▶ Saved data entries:
┄┄┄┄┄┄┄┄┄┄

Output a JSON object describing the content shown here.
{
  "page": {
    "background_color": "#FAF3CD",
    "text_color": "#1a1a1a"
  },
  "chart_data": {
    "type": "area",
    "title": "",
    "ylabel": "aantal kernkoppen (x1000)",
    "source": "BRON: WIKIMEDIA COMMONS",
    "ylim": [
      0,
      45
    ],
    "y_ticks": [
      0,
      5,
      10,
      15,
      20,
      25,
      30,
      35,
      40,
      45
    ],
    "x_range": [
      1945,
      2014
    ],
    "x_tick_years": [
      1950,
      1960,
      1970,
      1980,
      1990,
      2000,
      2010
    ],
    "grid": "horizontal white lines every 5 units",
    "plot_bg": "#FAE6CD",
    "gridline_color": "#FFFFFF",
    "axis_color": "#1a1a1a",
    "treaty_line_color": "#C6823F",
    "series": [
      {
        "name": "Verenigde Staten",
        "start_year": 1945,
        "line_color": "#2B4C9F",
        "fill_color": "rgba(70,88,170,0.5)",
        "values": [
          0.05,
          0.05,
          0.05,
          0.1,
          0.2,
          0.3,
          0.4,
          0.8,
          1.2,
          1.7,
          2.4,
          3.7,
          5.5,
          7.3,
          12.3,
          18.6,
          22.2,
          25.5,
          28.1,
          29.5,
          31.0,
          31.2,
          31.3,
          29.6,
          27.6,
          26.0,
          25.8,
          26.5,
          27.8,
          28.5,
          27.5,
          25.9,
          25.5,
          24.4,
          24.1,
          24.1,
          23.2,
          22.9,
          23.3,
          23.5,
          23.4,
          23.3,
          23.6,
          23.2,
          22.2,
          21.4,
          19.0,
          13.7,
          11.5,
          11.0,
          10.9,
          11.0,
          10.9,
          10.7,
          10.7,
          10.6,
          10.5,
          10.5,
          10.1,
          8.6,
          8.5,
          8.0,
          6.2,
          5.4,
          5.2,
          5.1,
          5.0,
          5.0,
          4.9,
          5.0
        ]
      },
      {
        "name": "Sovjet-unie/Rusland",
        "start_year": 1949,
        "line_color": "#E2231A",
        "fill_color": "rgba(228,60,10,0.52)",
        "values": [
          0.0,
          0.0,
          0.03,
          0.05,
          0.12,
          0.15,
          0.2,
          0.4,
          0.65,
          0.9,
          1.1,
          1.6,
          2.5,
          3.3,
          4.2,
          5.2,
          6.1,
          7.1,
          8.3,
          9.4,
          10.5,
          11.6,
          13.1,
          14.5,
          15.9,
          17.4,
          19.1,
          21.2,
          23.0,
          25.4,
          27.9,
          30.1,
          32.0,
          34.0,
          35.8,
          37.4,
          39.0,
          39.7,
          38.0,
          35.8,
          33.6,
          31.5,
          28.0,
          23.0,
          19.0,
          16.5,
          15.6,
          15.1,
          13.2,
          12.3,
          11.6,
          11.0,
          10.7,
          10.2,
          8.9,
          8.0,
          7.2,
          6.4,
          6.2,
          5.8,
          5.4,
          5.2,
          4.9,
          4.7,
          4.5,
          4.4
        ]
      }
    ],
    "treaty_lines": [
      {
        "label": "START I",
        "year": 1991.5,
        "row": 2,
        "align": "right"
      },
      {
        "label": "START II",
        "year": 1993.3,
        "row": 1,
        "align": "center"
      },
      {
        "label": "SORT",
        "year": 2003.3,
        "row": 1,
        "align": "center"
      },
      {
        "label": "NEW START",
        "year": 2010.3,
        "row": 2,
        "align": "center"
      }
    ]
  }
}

┄┄┄┄┄┄┄┄┄┄

▶ BRIEF:
Return all the lines that contain the string "rgba".

▶ CORRECT RESULT:
        "fill_color": "rgba(70,88,170,0.5)",
        "fill_color": "rgba(228,60,10,0.52)",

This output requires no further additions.